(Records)

--- Begin ---

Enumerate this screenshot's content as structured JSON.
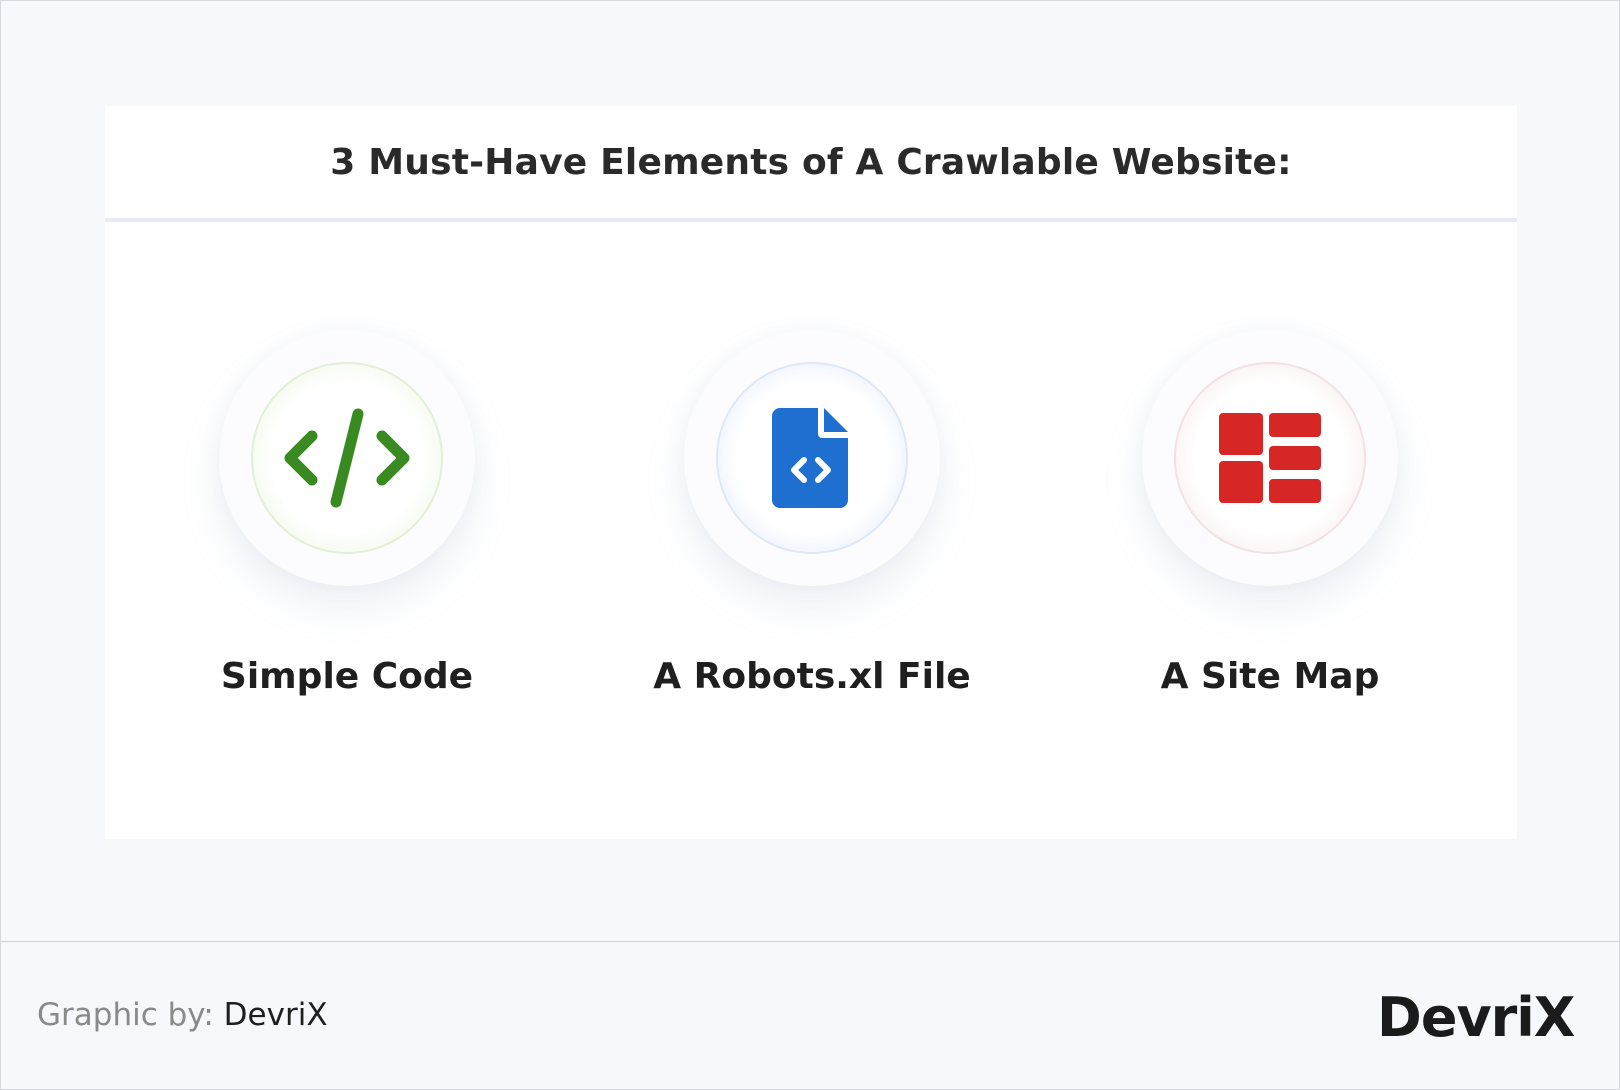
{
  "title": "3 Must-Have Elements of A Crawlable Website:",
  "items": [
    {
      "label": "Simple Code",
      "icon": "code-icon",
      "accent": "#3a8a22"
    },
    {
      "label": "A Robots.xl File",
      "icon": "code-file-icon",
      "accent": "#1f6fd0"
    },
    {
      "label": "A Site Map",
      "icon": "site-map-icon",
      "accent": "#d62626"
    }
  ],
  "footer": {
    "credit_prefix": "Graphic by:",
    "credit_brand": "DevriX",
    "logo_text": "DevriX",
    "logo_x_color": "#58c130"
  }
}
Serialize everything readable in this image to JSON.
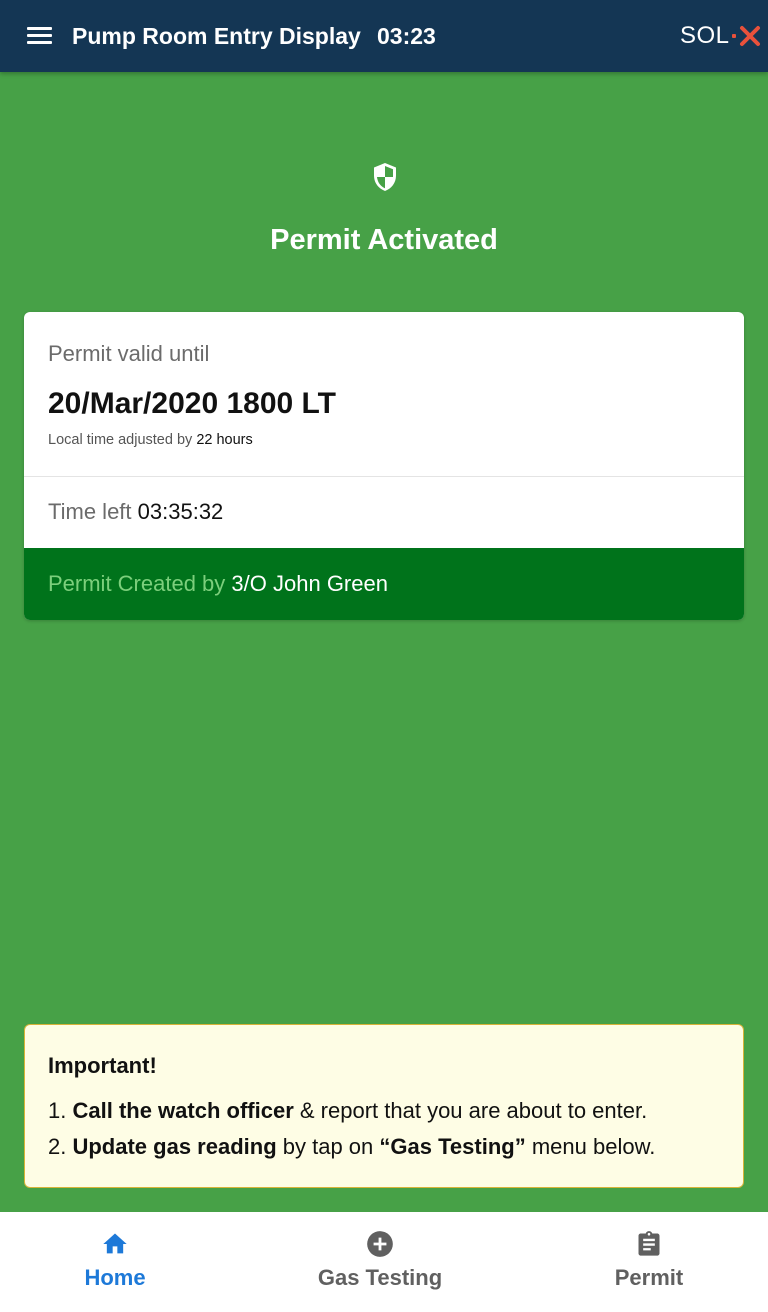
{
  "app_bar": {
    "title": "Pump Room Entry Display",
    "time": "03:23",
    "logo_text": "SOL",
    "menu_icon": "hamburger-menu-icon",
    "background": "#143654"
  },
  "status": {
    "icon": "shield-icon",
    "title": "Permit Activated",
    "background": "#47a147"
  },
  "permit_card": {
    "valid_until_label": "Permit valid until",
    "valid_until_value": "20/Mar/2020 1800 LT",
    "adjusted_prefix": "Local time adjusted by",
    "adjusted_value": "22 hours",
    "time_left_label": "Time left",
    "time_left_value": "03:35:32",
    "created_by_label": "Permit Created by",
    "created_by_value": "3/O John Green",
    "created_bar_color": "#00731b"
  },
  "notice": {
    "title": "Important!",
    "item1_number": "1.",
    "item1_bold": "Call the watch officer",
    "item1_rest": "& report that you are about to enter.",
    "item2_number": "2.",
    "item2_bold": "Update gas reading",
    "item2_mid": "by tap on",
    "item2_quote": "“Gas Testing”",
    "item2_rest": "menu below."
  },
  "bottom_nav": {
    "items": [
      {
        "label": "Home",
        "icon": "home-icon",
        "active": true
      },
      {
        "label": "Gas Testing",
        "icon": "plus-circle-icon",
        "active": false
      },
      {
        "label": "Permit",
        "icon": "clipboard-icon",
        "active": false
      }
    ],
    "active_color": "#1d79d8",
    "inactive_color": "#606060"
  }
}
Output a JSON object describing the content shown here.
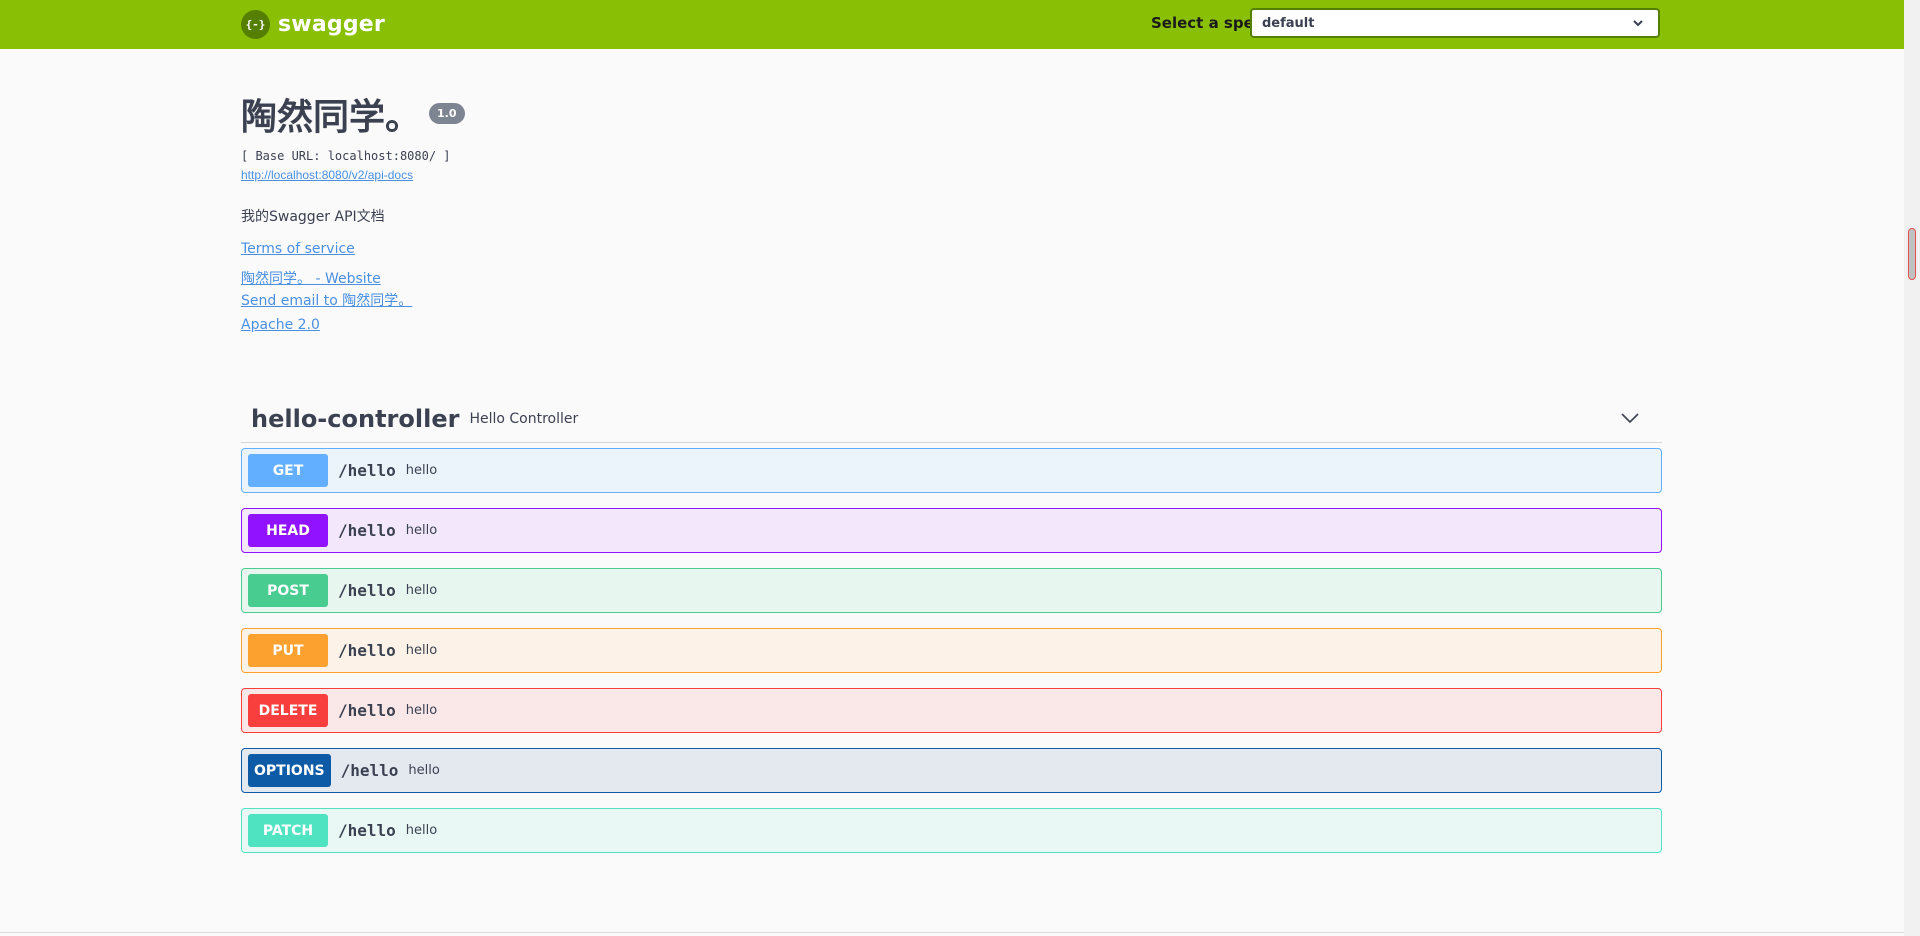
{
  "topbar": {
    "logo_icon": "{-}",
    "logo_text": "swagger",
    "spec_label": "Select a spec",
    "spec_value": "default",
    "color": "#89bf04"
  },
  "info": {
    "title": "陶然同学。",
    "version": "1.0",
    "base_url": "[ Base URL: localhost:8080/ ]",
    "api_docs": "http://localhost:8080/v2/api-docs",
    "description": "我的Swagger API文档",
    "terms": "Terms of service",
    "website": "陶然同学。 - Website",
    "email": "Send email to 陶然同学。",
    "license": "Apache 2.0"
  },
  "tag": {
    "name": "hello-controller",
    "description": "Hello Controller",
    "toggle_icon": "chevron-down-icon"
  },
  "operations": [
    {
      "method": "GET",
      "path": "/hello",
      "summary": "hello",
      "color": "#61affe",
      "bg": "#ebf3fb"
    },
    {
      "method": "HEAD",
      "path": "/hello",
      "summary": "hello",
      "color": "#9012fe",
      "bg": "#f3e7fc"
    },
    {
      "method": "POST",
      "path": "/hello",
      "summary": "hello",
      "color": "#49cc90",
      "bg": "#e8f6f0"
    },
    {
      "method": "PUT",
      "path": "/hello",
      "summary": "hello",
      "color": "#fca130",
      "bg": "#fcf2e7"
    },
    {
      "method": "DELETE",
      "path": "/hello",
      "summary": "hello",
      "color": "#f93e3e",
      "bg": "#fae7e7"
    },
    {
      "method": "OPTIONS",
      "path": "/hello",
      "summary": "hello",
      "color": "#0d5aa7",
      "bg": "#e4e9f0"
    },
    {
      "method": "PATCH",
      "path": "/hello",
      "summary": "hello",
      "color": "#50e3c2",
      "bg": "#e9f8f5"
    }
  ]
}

--- End ---

-- WHAT YOU HAVE TO DO --
Go through the material above and print all of it exactly, except the pictures.

-- THE RESULT --
Enumerate this screenshot's content as structured JSON.
{
  "title": "3 Must-Have Elements of A Crawlable Website:",
  "items": [
    {
      "label": "Simple Code",
      "icon": "code-icon",
      "accent": "#3a8a22"
    },
    {
      "label": "A Robots.xl File",
      "icon": "code-file-icon",
      "accent": "#1f6fd0"
    },
    {
      "label": "A Site Map",
      "icon": "site-map-icon",
      "accent": "#d62626"
    }
  ],
  "footer": {
    "credit_prefix": "Graphic by:",
    "credit_brand": "DevriX",
    "logo_text": "DevriX",
    "logo_x_color": "#58c130"
  }
}
Serialize everything readable in this image to JSON.
{
  "app_bar": {
    "title": "Pump Room Entry Display",
    "time": "03:23",
    "logo_text": "SOL",
    "menu_icon": "hamburger-menu-icon",
    "background": "#143654"
  },
  "status": {
    "icon": "shield-icon",
    "title": "Permit Activated",
    "background": "#47a147"
  },
  "permit_card": {
    "valid_until_label": "Permit valid until",
    "valid_until_value": "20/Mar/2020 1800 LT",
    "adjusted_prefix": "Local time adjusted by",
    "adjusted_value": "22 hours",
    "time_left_label": "Time left",
    "time_left_value": "03:35:32",
    "created_by_label": "Permit Created by",
    "created_by_value": "3/O John Green",
    "created_bar_color": "#00731b"
  },
  "notice": {
    "title": "Important!",
    "item1_number": "1.",
    "item1_bold": "Call the watch officer",
    "item1_rest": "& report that you are about to enter.",
    "item2_number": "2.",
    "item2_bold": "Update gas reading",
    "item2_mid": "by tap on",
    "item2_quote": "“Gas Testing”",
    "item2_rest": "menu below."
  },
  "bottom_nav": {
    "items": [
      {
        "label": "Home",
        "icon": "home-icon",
        "active": true
      },
      {
        "label": "Gas Testing",
        "icon": "plus-circle-icon",
        "active": false
      },
      {
        "label": "Permit",
        "icon": "clipboard-icon",
        "active": false
      }
    ],
    "active_color": "#1d79d8",
    "inactive_color": "#606060"
  }
}
Output a JSON object describing the content shown here.
{
  "topbar": {
    "logo_icon": "{-}",
    "logo_text": "swagger",
    "spec_label": "Select a spec",
    "spec_value": "default",
    "color": "#89bf04"
  },
  "info": {
    "title": "陶然同学。",
    "version": "1.0",
    "base_url": "[ Base URL: localhost:8080/ ]",
    "api_docs": "http://localhost:8080/v2/api-docs",
    "description": "我的Swagger API文档",
    "terms": "Terms of service",
    "website": "陶然同学。 - Website",
    "email": "Send email to 陶然同学。",
    "license": "Apache 2.0"
  },
  "tag": {
    "name": "hello-controller",
    "description": "Hello Controller",
    "toggle_icon": "chevron-down-icon"
  },
  "operations": [
    {
      "method": "GET",
      "path": "/hello",
      "summary": "hello",
      "color": "#61affe",
      "bg": "#ebf3fb"
    },
    {
      "method": "HEAD",
      "path": "/hello",
      "summary": "hello",
      "color": "#9012fe",
      "bg": "#f3e7fc"
    },
    {
      "method": "POST",
      "path": "/hello",
      "summary": "hello",
      "color": "#49cc90",
      "bg": "#e8f6f0"
    },
    {
      "method": "PUT",
      "path": "/hello",
      "summary": "hello",
      "color": "#fca130",
      "bg": "#fcf2e7"
    },
    {
      "method": "DELETE",
      "path": "/hello",
      "summary": "hello",
      "color": "#f93e3e",
      "bg": "#fae7e7"
    },
    {
      "method": "OPTIONS",
      "path": "/hello",
      "summary": "hello",
      "color": "#0d5aa7",
      "bg": "#e4e9f0"
    },
    {
      "method": "PATCH",
      "path": "/hello",
      "summary": "hello",
      "color": "#50e3c2",
      "bg": "#e9f8f5"
    }
  ]
}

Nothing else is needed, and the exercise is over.